» **Given problem**: For this exercise, repeat all of the material verbatim apart from its images.
◆ ◆ ◆ ◆ ◆
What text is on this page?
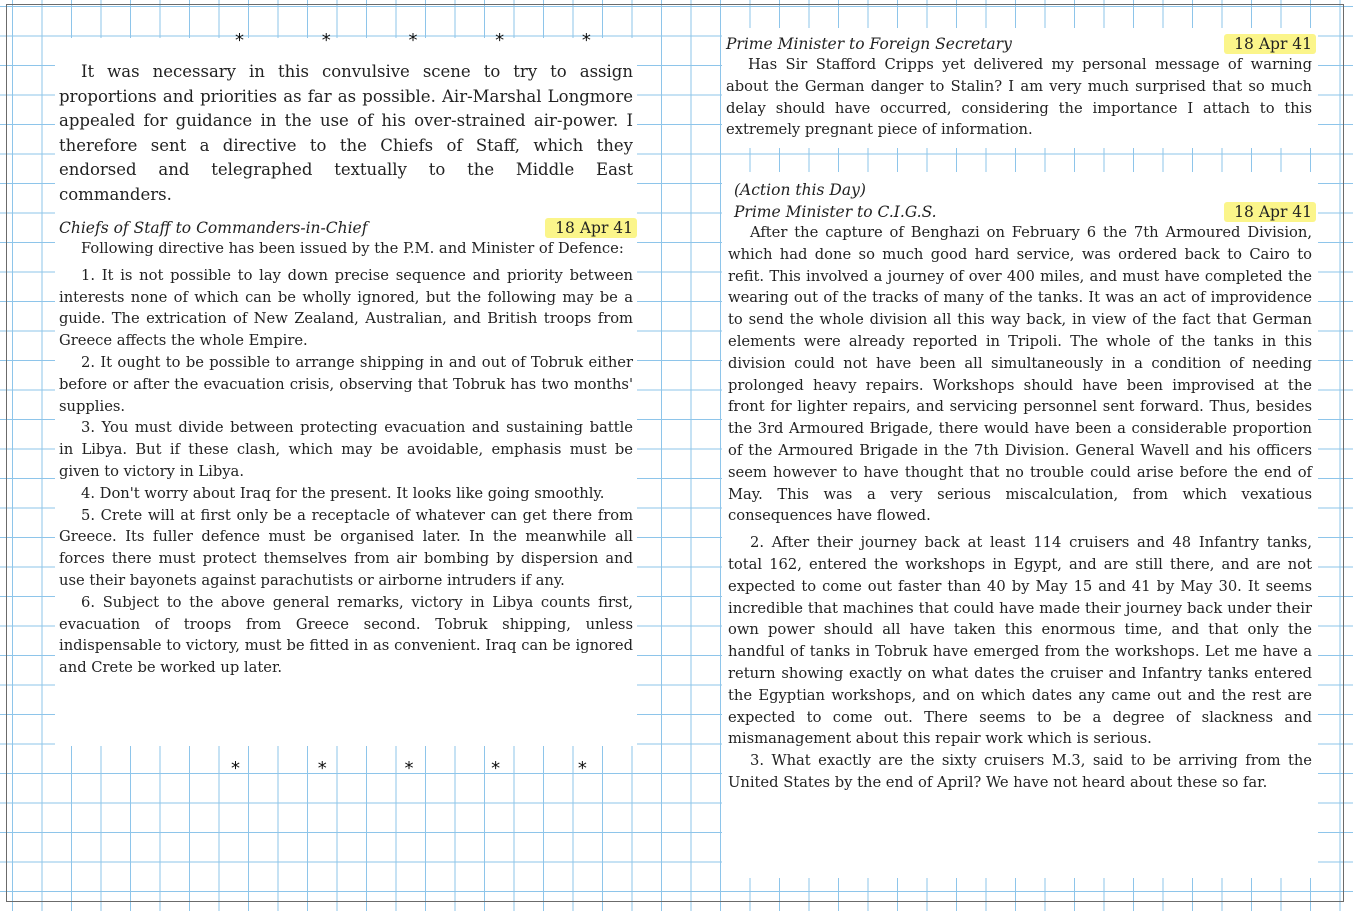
* * * * *

It was necessary in this convulsive scene to try to assign proportions and priorities as far as possible. Air-Marshal Longmore appealed for guidance in the use of his over-strained air-power. I therefore sent a directive to the Chiefs of Staff, which they endorsed and telegraphed textually to the Middle East commanders.

Chiefs of Staff to Commanders-in-Chief	18 Apr 41

Following directive has been issued by the P.M. and Minister of Defence:

1. It is not possible to lay down precise sequence and priority between interests none of which can be wholly ignored, but the following may be a guide. The extrication of New Zealand, Australian, and British troops from Greece affects the whole Empire.

2. It ought to be possible to arrange shipping in and out of Tobruk either before or after the evacuation crisis, observing that Tobruk has two months' supplies.

3. You must divide between protecting evacuation and sustaining battle in Libya. But if these clash, which may be avoidable, emphasis must be given to victory in Libya.

4. Don't worry about Iraq for the present. It looks like going smoothly.

5. Crete will at first only be a receptacle of whatever can get there from Greece. Its fuller defence must be organised later. In the meanwhile all forces there must protect themselves from air bombing by dispersion and use their bayonets against parachutists or airborne intruders if any.

6. Subject to the above general remarks, victory in Libya counts first, evacuation of troops from Greece second. Tobruk shipping, unless indispensable to victory, must be fitted in as convenient. Iraq can be ignored and Crete be worked up later.

* * * * *
Prime Minister to Foreign Secretary	18 Apr 41

Has Sir Stafford Cripps yet delivered my personal message of warning about the German danger to Stalin? I am very much surprised that so much delay should have occurred, considering the importance I attach to this extremely pregnant piece of information.

(Action this Day)
Prime Minister to C.I.G.S.	18 Apr 41

After the capture of Benghazi on February 6 the 7th Armoured Division, which had done so much good hard service, was ordered back to Cairo to refit. This involved a journey of over 400 miles, and must have completed the wearing out of the tracks of many of the tanks. It was an act of improvidence to send the whole division all this way back, in view of the fact that German elements were already reported in Tripoli. The whole of the tanks in this division could not have been all simultaneously in a condition of needing prolonged heavy repairs. Workshops should have been improvised at the front for lighter repairs, and servicing personnel sent forward. Thus, besides the 3rd Armoured Brigade, there would have been a considerable proportion of the Armoured Brigade in the 7th Division. General Wavell and his officers seem however to have thought that no trouble could arise before the end of May. This was a very serious miscalculation, from which vexatious consequences have flowed.

2. After their journey back at least 114 cruisers and 48 Infantry tanks, total 162, entered the workshops in Egypt, and are still there, and are not expected to come out faster than 40 by May 15 and 41 by May 30. It seems incredible that machines that could have made their journey back under their own power should all have taken this enormous time, and that only the handful of tanks in Tobruk have emerged from the workshops. Let me have a return showing exactly on what dates the cruiser and Infantry tanks entered the Egyptian workshops, and on which dates any came out and the rest are expected to come out. There seems to be a degree of slackness and mismanagement about this repair work which is serious.

3. What exactly are the sixty cruisers M.3, said to be arriving from the United States by the end of April? We have not heard about these so far.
◆ ◆ ◆ ◆ ◆
» **Answer below**:
What text is on this page?
* * * * *

It was necessary in this convulsive scene to try to assign proportions and priorities as far as possible. Air-Marshal Longmore appealed for guidance in the use of his over-strained air-power. I therefore sent a directive to the Chiefs of Staff, which they endorsed and telegraphed textually to the Middle East commanders.

Chiefs of Staff to Commanders-in-Chief	18 Apr 41

Following directive has been issued by the P.M. and Minister of Defence:

1. It is not possible to lay down precise sequence and priority between interests none of which can be wholly ignored, but the following may be a guide. The extrication of New Zealand, Australian, and British troops from Greece affects the whole Empire.

2. It ought to be possible to arrange shipping in and out of Tobruk either before or after the evacuation crisis, observing that Tobruk has two months' supplies.

3. You must divide between protecting evacuation and sustaining battle in Libya. But if these clash, which may be avoidable, emphasis must be given to victory in Libya.

4. Don't worry about Iraq for the present. It looks like going smoothly.

5. Crete will at first only be a receptacle of whatever can get there from Greece. Its fuller defence must be organised later. In the meanwhile all forces there must protect themselves from air bombing by dispersion and use their bayonets against parachutists or airborne intruders if any.

6. Subject to the above general remarks, victory in Libya counts first, evacuation of troops from Greece second. Tobruk shipping, unless indispensable to victory, must be fitted in as convenient. Iraq can be ignored and Crete be worked up later.

* * * * *
Prime Minister to Foreign Secretary	18 Apr 41

Has Sir Stafford Cripps yet delivered my personal message of warning about the German danger to Stalin? I am very much surprised that so much delay should have occurred, considering the importance I attach to this extremely pregnant piece of information.

(Action this Day)
Prime Minister to C.I.G.S.	18 Apr 41

After the capture of Benghazi on February 6 the 7th Armoured Division, which had done so much good hard service, was ordered back to Cairo to refit. This involved a journey of over 400 miles, and must have completed the wearing out of the tracks of many of the tanks. It was an act of improvidence to send the whole division all this way back, in view of the fact that German elements were already reported in Tripoli. The whole of the tanks in this division could not have been all simultaneously in a condition of needing prolonged heavy repairs. Workshops should have been improvised at the front for lighter repairs, and servicing personnel sent forward. Thus, besides the 3rd Armoured Brigade, there would have been a considerable proportion of the Armoured Brigade in the 7th Division. General Wavell and his officers seem however to have thought that no trouble could arise before the end of May. This was a very serious miscalculation, from which vexatious consequences have flowed.

2. After their journey back at least 114 cruisers and 48 Infantry tanks, total 162, entered the workshops in Egypt, and are still there, and are not expected to come out faster than 40 by May 15 and 41 by May 30. It seems incredible that machines that could have made their journey back under their own power should all have taken this enormous time, and that only the handful of tanks in Tobruk have emerged from the workshops. Let me have a return showing exactly on what dates the cruiser and Infantry tanks entered the Egyptian workshops, and on which dates any came out and the rest are expected to come out. There seems to be a degree of slackness and mismanagement about this repair work which is serious.

3. What exactly are the sixty cruisers M.3, said to be arriving from the United States by the end of April? We have not heard about these so far.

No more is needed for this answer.